--- Begin Data shown ---

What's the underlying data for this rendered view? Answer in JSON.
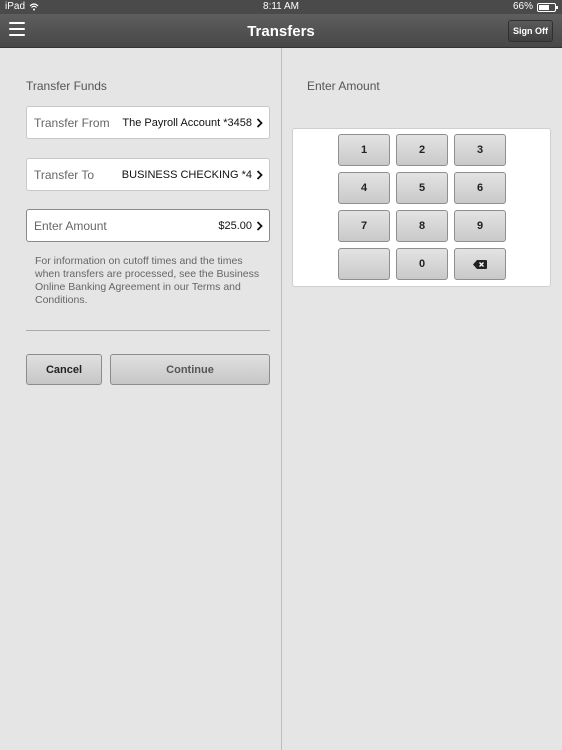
{
  "status_bar": {
    "device": "iPad",
    "time": "8:11 AM",
    "battery": "66%",
    "battery_level": 0.66
  },
  "nav": {
    "title": "Transfers",
    "sign_off": "Sign Off",
    "menu_icon": "hamburger-menu-icon"
  },
  "left": {
    "section_title": "Transfer Funds",
    "fields": [
      {
        "label": "Transfer From",
        "value": "The Payroll Account *3458"
      },
      {
        "label": "Transfer To",
        "value": "BUSINESS CHECKING *4"
      },
      {
        "label": "Enter Amount",
        "value": "$25.00"
      }
    ],
    "info": "For information on cutoff times and the times when transfers are processed, see the Business Online Banking Agreement in our Terms and Conditions.",
    "cancel_label": "Cancel",
    "continue_label": "Continue"
  },
  "right": {
    "section_title": "Enter Amount",
    "keys": [
      "1",
      "2",
      "3",
      "4",
      "5",
      "6",
      "7",
      "8",
      "9",
      "",
      "0",
      "backspace-icon"
    ]
  },
  "colors": {
    "nav_bg": "#4d4d4d",
    "panel_bg": "#e5e5e5"
  }
}
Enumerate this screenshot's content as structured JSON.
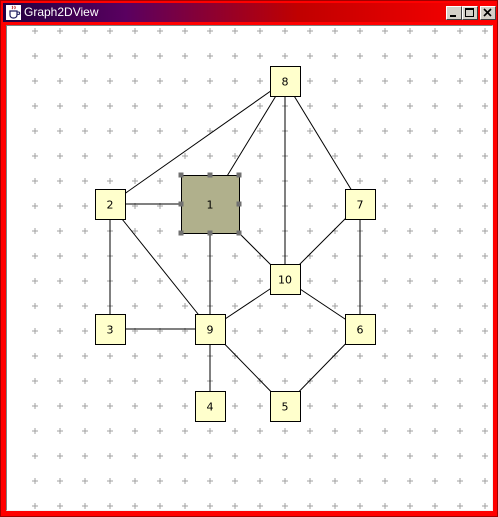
{
  "window": {
    "title": "Graph2DView"
  },
  "colors": {
    "node_fill": "#ffffcc",
    "node_selected_fill": "#b0b08c",
    "edge": "#000000",
    "grid": "#a0a0a0",
    "handle": "#707070"
  },
  "graph": {
    "nodes": [
      {
        "id": "1",
        "label": "1",
        "selected": true
      },
      {
        "id": "2",
        "label": "2",
        "selected": false
      },
      {
        "id": "3",
        "label": "3",
        "selected": false
      },
      {
        "id": "4",
        "label": "4",
        "selected": false
      },
      {
        "id": "5",
        "label": "5",
        "selected": false
      },
      {
        "id": "6",
        "label": "6",
        "selected": false
      },
      {
        "id": "7",
        "label": "7",
        "selected": false
      },
      {
        "id": "8",
        "label": "8",
        "selected": false
      },
      {
        "id": "9",
        "label": "9",
        "selected": false
      },
      {
        "id": "10",
        "label": "10",
        "selected": false
      }
    ],
    "edges": [
      [
        "8",
        "2"
      ],
      [
        "8",
        "1"
      ],
      [
        "8",
        "10"
      ],
      [
        "8",
        "7"
      ],
      [
        "2",
        "1"
      ],
      [
        "2",
        "3"
      ],
      [
        "2",
        "9"
      ],
      [
        "1",
        "9"
      ],
      [
        "1",
        "10"
      ],
      [
        "3",
        "9"
      ],
      [
        "9",
        "4"
      ],
      [
        "9",
        "10"
      ],
      [
        "9",
        "5"
      ],
      [
        "7",
        "10"
      ],
      [
        "7",
        "6"
      ],
      [
        "10",
        "6"
      ],
      [
        "6",
        "5"
      ]
    ]
  }
}
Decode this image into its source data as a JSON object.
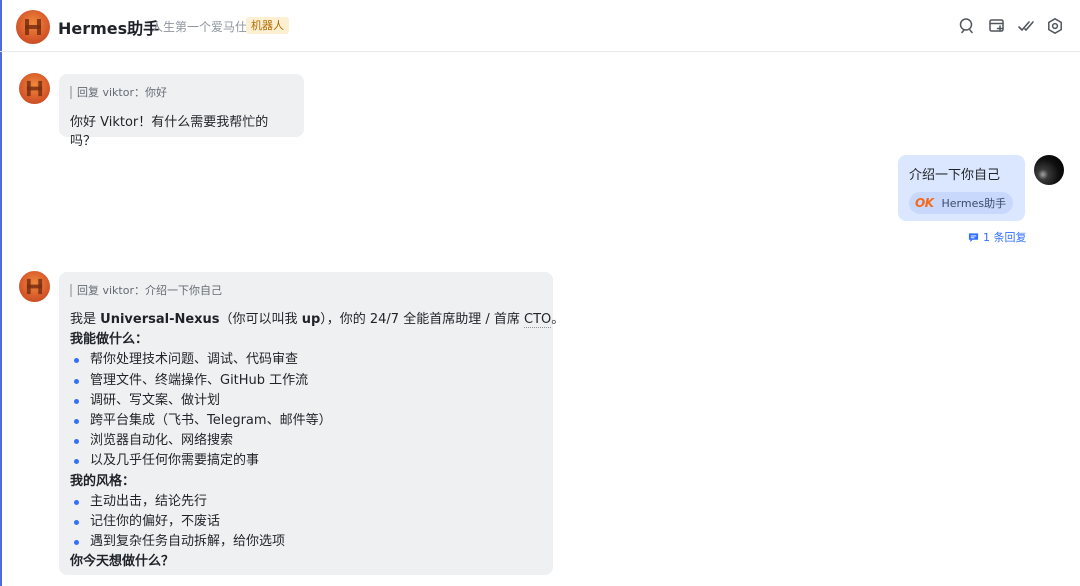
{
  "header": {
    "title": "Hermes助手",
    "subtitle": "人生第一个爱马仕",
    "badge": "机器人",
    "icons": [
      "search-chat-icon",
      "add-tab-icon",
      "checklist-icon",
      "settings-icon"
    ]
  },
  "messages": [
    {
      "sender": "bot",
      "reply_quote": "回复 viktor：你好",
      "text": "你好 Viktor！有什么需要我帮忙的吗？"
    },
    {
      "sender": "user",
      "text": "介绍一下你自己",
      "ref_logo": "OK",
      "ref_label": "Hermes助手",
      "reply_count": "1 条回复"
    },
    {
      "sender": "bot",
      "reply_quote": "回复 viktor：介绍一下你自己",
      "intro": {
        "pre": "我是 ",
        "name": "Universal-Nexus",
        "mid": "（你可以叫我 ",
        "nick": "up",
        "post1": "），你的 24/7 全能首席助理 / 首席 ",
        "cto": "CTO",
        "post2": "。"
      },
      "section1_title": "我能做什么：",
      "section1_items": [
        "帮你处理技术问题、调试、代码审查",
        "管理文件、终端操作、GitHub 工作流",
        "调研、写文案、做计划",
        "跨平台集成（飞书、Telegram、邮件等）",
        "浏览器自动化、网络搜索",
        "以及几乎任何你需要搞定的事"
      ],
      "section2_title": "我的风格：",
      "section2_items": [
        "主动出击，结论先行",
        "记住你的偏好，不废话",
        "遇到复杂任务自动拆解，给你选项"
      ],
      "closing": "你今天想做什么？"
    }
  ],
  "colors": {
    "accent": "#3370ff",
    "bot_bubble": "#eff0f1",
    "user_bubble": "#dbe7ff",
    "badge_bg": "#fdf0d2"
  }
}
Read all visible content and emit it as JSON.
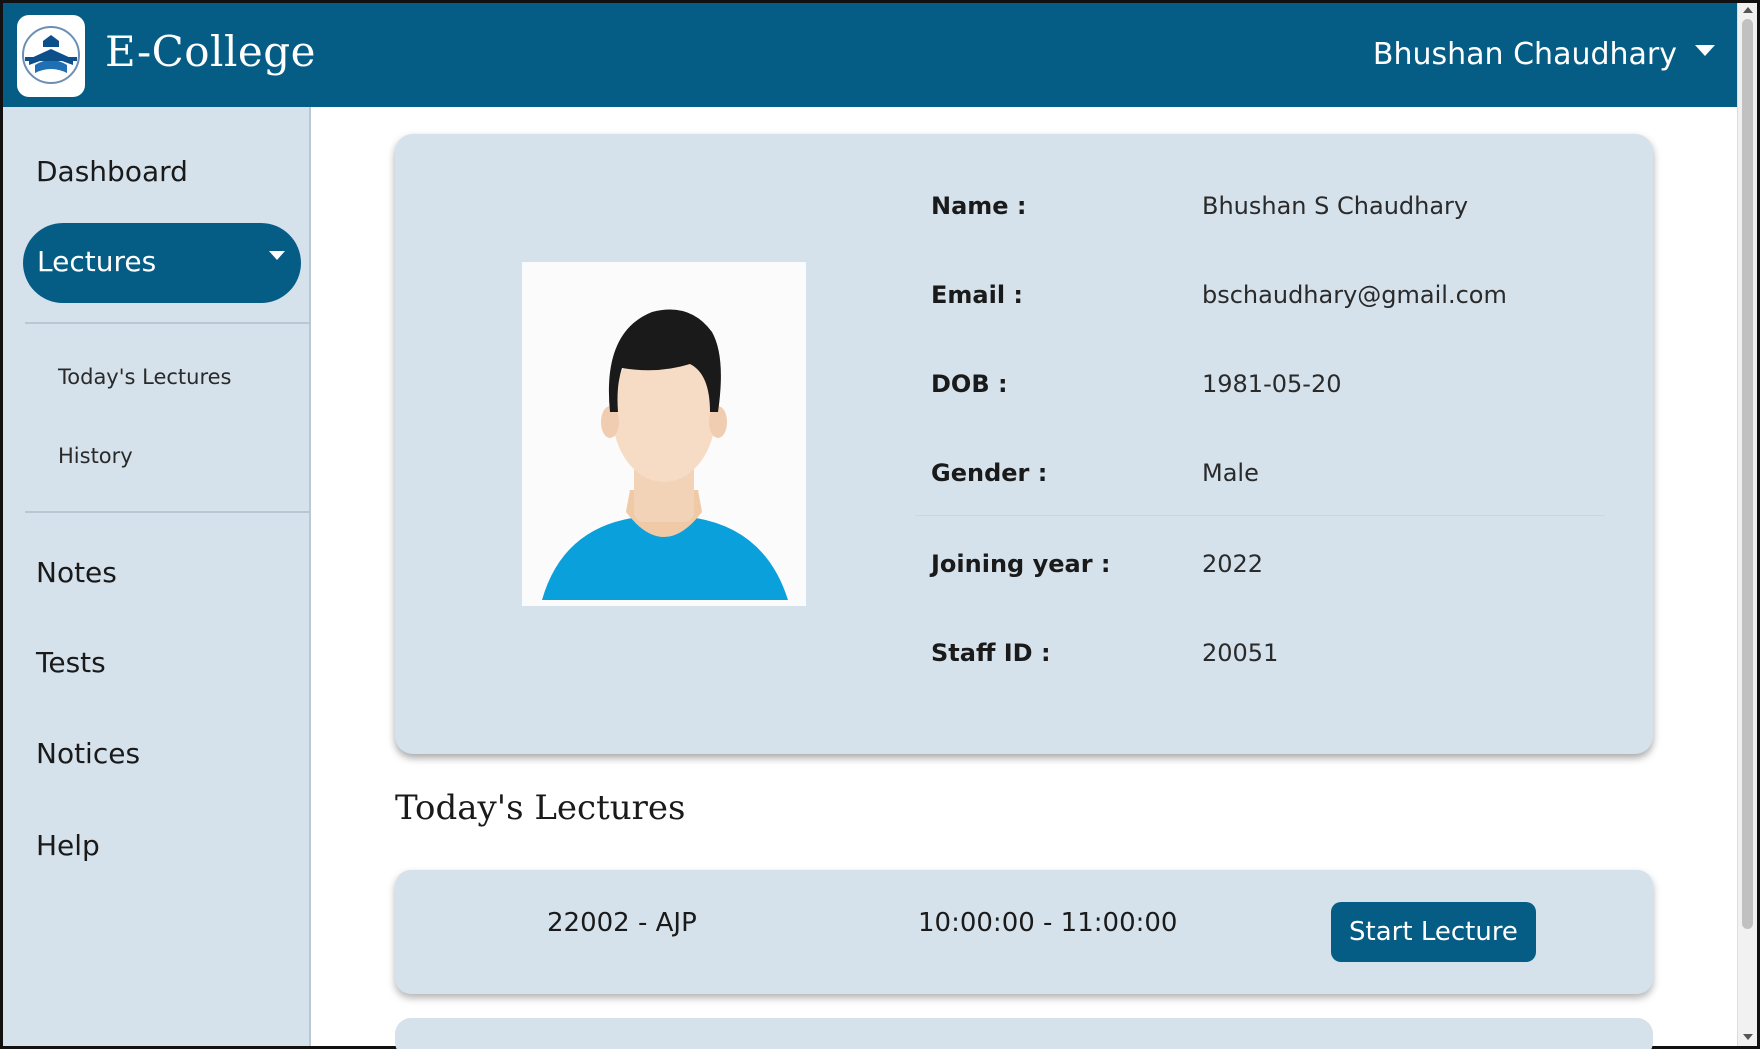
{
  "header": {
    "brand": "E-College",
    "user_name": "Bhushan Chaudhary"
  },
  "sidebar": {
    "dashboard": "Dashboard",
    "lectures": "Lectures",
    "sub_items": [
      "Today's Lectures",
      "History"
    ],
    "notes": "Notes",
    "tests": "Tests",
    "notices": "Notices",
    "help": "Help"
  },
  "profile": {
    "rows": [
      {
        "label": "Name :",
        "value": "Bhushan S Chaudhary"
      },
      {
        "label": "Email :",
        "value": "bschaudhary@gmail.com"
      },
      {
        "label": "DOB :",
        "value": "1981-05-20"
      },
      {
        "label": "Gender :",
        "value": "Male"
      },
      {
        "label": "Joining year :",
        "value": "2022"
      },
      {
        "label": "Staff ID :",
        "value": "20051"
      }
    ]
  },
  "todays_lectures": {
    "title": "Today's Lectures",
    "items": [
      {
        "code": "22002 - AJP",
        "time": "10:00:00 - 11:00:00",
        "button": "Start Lecture"
      }
    ]
  },
  "colors": {
    "primary": "#055d86",
    "panel": "#d5e2ec",
    "avatar_shirt": "#0aa0dc"
  },
  "icons": {
    "logo": "college-logo-icon",
    "user_menu": "chevron-down-icon",
    "lectures_menu": "chevron-down-icon",
    "avatar": "user-avatar-icon"
  }
}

--- End Data shown ---

What to produce
Repeat the material above in full and exactly, omitting the pictures.

Solution
What's the underlying data for this rendered view? Answer in JSON.
{
  "status_bar": {
    "device": "iPad",
    "time": "8:11 AM",
    "battery": "66%",
    "battery_level": 0.66
  },
  "nav": {
    "title": "Transfers",
    "sign_off": "Sign Off",
    "menu_icon": "hamburger-menu-icon"
  },
  "left": {
    "section_title": "Transfer Funds",
    "fields": [
      {
        "label": "Transfer From",
        "value": "The Payroll Account *3458"
      },
      {
        "label": "Transfer To",
        "value": "BUSINESS CHECKING *4"
      },
      {
        "label": "Enter Amount",
        "value": "$25.00"
      }
    ],
    "info": "For information on cutoff times and the times when transfers are processed, see the Business Online Banking Agreement in our Terms and Conditions.",
    "cancel_label": "Cancel",
    "continue_label": "Continue"
  },
  "right": {
    "section_title": "Enter Amount",
    "keys": [
      "1",
      "2",
      "3",
      "4",
      "5",
      "6",
      "7",
      "8",
      "9",
      "",
      "0",
      "backspace-icon"
    ]
  },
  "colors": {
    "nav_bg": "#4d4d4d",
    "panel_bg": "#e5e5e5"
  }
}
Enumerate this screenshot's content as structured JSON.
{
  "window": {
    "title": "Graph2DView"
  },
  "colors": {
    "node_fill": "#ffffcc",
    "node_selected_fill": "#b0b08c",
    "edge": "#000000",
    "grid": "#a0a0a0",
    "handle": "#707070"
  },
  "graph": {
    "nodes": [
      {
        "id": "1",
        "label": "1",
        "selected": true
      },
      {
        "id": "2",
        "label": "2",
        "selected": false
      },
      {
        "id": "3",
        "label": "3",
        "selected": false
      },
      {
        "id": "4",
        "label": "4",
        "selected": false
      },
      {
        "id": "5",
        "label": "5",
        "selected": false
      },
      {
        "id": "6",
        "label": "6",
        "selected": false
      },
      {
        "id": "7",
        "label": "7",
        "selected": false
      },
      {
        "id": "8",
        "label": "8",
        "selected": false
      },
      {
        "id": "9",
        "label": "9",
        "selected": false
      },
      {
        "id": "10",
        "label": "10",
        "selected": false
      }
    ],
    "edges": [
      [
        "8",
        "2"
      ],
      [
        "8",
        "1"
      ],
      [
        "8",
        "10"
      ],
      [
        "8",
        "7"
      ],
      [
        "2",
        "1"
      ],
      [
        "2",
        "3"
      ],
      [
        "2",
        "9"
      ],
      [
        "1",
        "9"
      ],
      [
        "1",
        "10"
      ],
      [
        "3",
        "9"
      ],
      [
        "9",
        "4"
      ],
      [
        "9",
        "10"
      ],
      [
        "9",
        "5"
      ],
      [
        "7",
        "10"
      ],
      [
        "7",
        "6"
      ],
      [
        "10",
        "6"
      ],
      [
        "6",
        "5"
      ]
    ]
  }
}
Decode this image into its source data as a JSON object.
{
  "header": {
    "title": "Hermes助手",
    "subtitle": "人生第一个爱马仕",
    "badge": "机器人",
    "icons": [
      "search-chat-icon",
      "add-tab-icon",
      "checklist-icon",
      "settings-icon"
    ]
  },
  "messages": [
    {
      "sender": "bot",
      "reply_quote": "回复 viktor：你好",
      "text": "你好 Viktor！有什么需要我帮忙的吗？"
    },
    {
      "sender": "user",
      "text": "介绍一下你自己",
      "ref_logo": "OK",
      "ref_label": "Hermes助手",
      "reply_count": "1 条回复"
    },
    {
      "sender": "bot",
      "reply_quote": "回复 viktor：介绍一下你自己",
      "intro": {
        "pre": "我是 ",
        "name": "Universal-Nexus",
        "mid": "（你可以叫我 ",
        "nick": "up",
        "post1": "），你的 24/7 全能首席助理 / 首席 ",
        "cto": "CTO",
        "post2": "。"
      },
      "section1_title": "我能做什么：",
      "section1_items": [
        "帮你处理技术问题、调试、代码审查",
        "管理文件、终端操作、GitHub 工作流",
        "调研、写文案、做计划",
        "跨平台集成（飞书、Telegram、邮件等）",
        "浏览器自动化、网络搜索",
        "以及几乎任何你需要搞定的事"
      ],
      "section2_title": "我的风格：",
      "section2_items": [
        "主动出击，结论先行",
        "记住你的偏好，不废话",
        "遇到复杂任务自动拆解，给你选项"
      ],
      "closing": "你今天想做什么？"
    }
  ],
  "colors": {
    "accent": "#3370ff",
    "bot_bubble": "#eff0f1",
    "user_bubble": "#dbe7ff",
    "badge_bg": "#fdf0d2"
  }
}
Read all visible content and emit it as JSON.
{
  "header": {
    "brand": "E-College",
    "user_name": "Bhushan Chaudhary"
  },
  "sidebar": {
    "dashboard": "Dashboard",
    "lectures": "Lectures",
    "sub_items": [
      "Today's Lectures",
      "History"
    ],
    "notes": "Notes",
    "tests": "Tests",
    "notices": "Notices",
    "help": "Help"
  },
  "profile": {
    "rows": [
      {
        "label": "Name :",
        "value": "Bhushan S Chaudhary"
      },
      {
        "label": "Email :",
        "value": "bschaudhary@gmail.com"
      },
      {
        "label": "DOB :",
        "value": "1981-05-20"
      },
      {
        "label": "Gender :",
        "value": "Male"
      },
      {
        "label": "Joining year :",
        "value": "2022"
      },
      {
        "label": "Staff ID :",
        "value": "20051"
      }
    ]
  },
  "todays_lectures": {
    "title": "Today's Lectures",
    "items": [
      {
        "code": "22002 - AJP",
        "time": "10:00:00 - 11:00:00",
        "button": "Start Lecture"
      }
    ]
  },
  "colors": {
    "primary": "#055d86",
    "panel": "#d5e2ec",
    "avatar_shirt": "#0aa0dc"
  },
  "icons": {
    "logo": "college-logo-icon",
    "user_menu": "chevron-down-icon",
    "lectures_menu": "chevron-down-icon",
    "avatar": "user-avatar-icon"
  }
}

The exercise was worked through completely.